## [Instructions for the task]
Tally the lines that include "减弱动态效果". Output the number only.

## [Collected data entries]
::::

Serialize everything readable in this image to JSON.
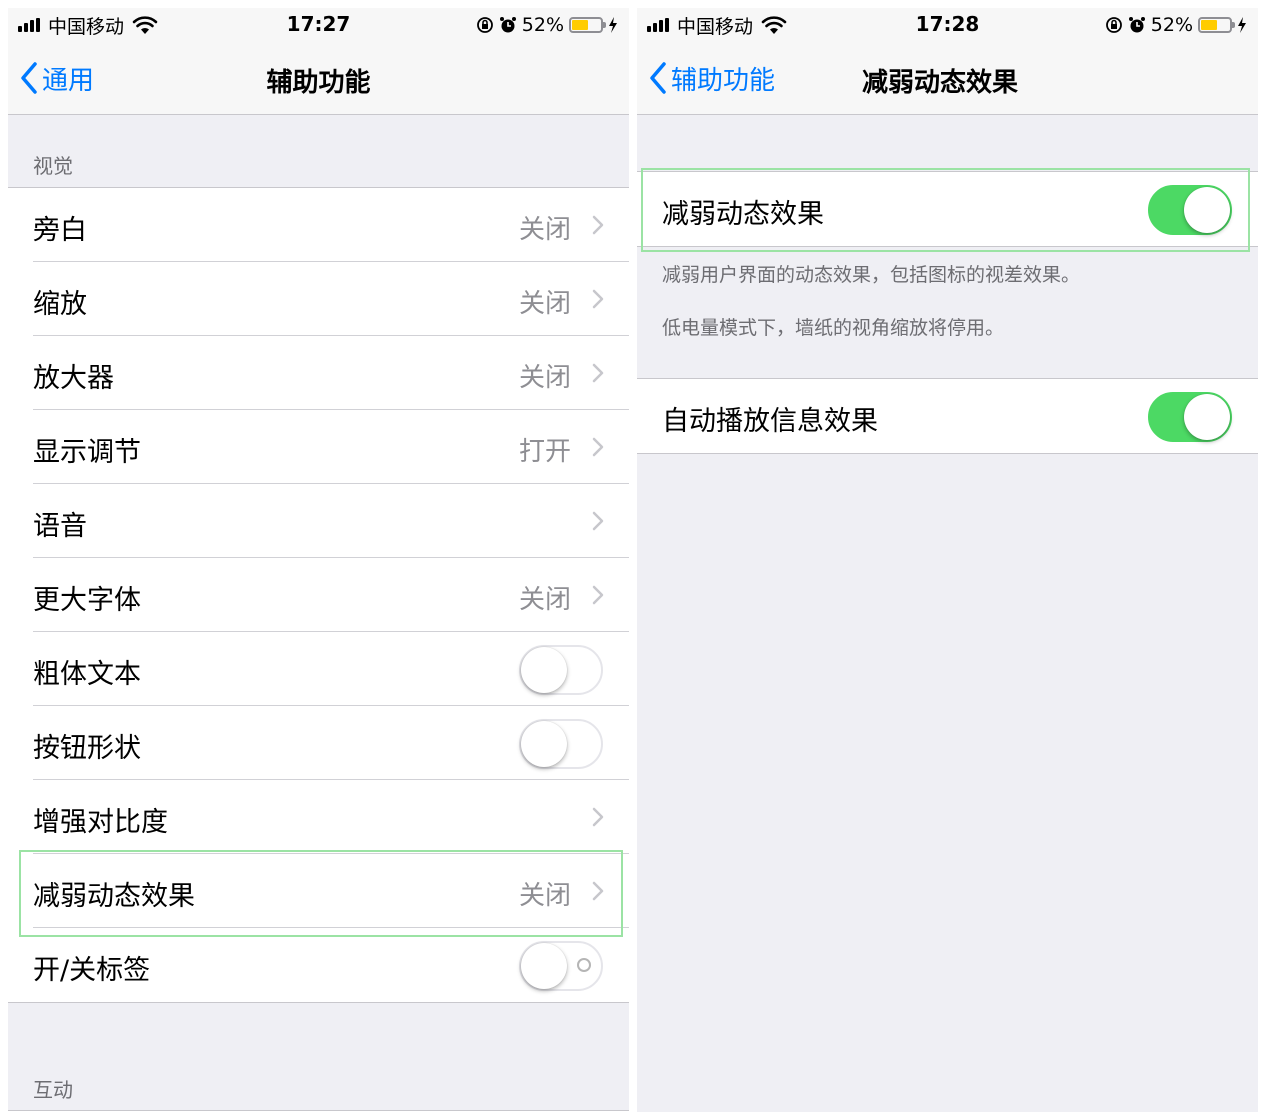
{
  "left": {
    "status": {
      "carrier": "中国移动",
      "time": "17:27",
      "battery_percent": "52%",
      "battery_level": 0.52
    },
    "nav": {
      "back_label": "通用",
      "title": "辅助功能"
    },
    "vision_header": "视觉",
    "rows": [
      {
        "label": "旁白",
        "value": "关闭"
      },
      {
        "label": "缩放",
        "value": "关闭"
      },
      {
        "label": "放大器",
        "value": "关闭"
      },
      {
        "label": "显示调节",
        "value": "打开"
      },
      {
        "label": "语音",
        "value": ""
      },
      {
        "label": "更大字体",
        "value": "关闭"
      },
      {
        "label": "粗体文本",
        "toggle": false
      },
      {
        "label": "按钮形状",
        "toggle": false
      },
      {
        "label": "增强对比度",
        "value": ""
      },
      {
        "label": "减弱动态效果",
        "value": "关闭"
      },
      {
        "label": "开/关标签",
        "toggle": false
      }
    ],
    "interaction_header": "互动"
  },
  "right": {
    "status": {
      "carrier": "中国移动",
      "time": "17:28",
      "battery_percent": "52%",
      "battery_level": 0.52
    },
    "nav": {
      "back_label": "辅助功能",
      "title": "减弱动态效果"
    },
    "reduce_motion": {
      "label": "减弱动态效果",
      "toggle": true
    },
    "footer_line1": "减弱用户界面的动态效果，包括图标的视差效果。",
    "footer_line2": "低电量模式下，墙纸的视角缩放将停用。",
    "auto_play": {
      "label": "自动播放信息效果",
      "toggle": true
    }
  },
  "colors": {
    "accent": "#007aff",
    "toggle_on": "#4cd964",
    "highlight": "#9be3a4",
    "battery": "#ffcc00"
  }
}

::::

## [Reply]
3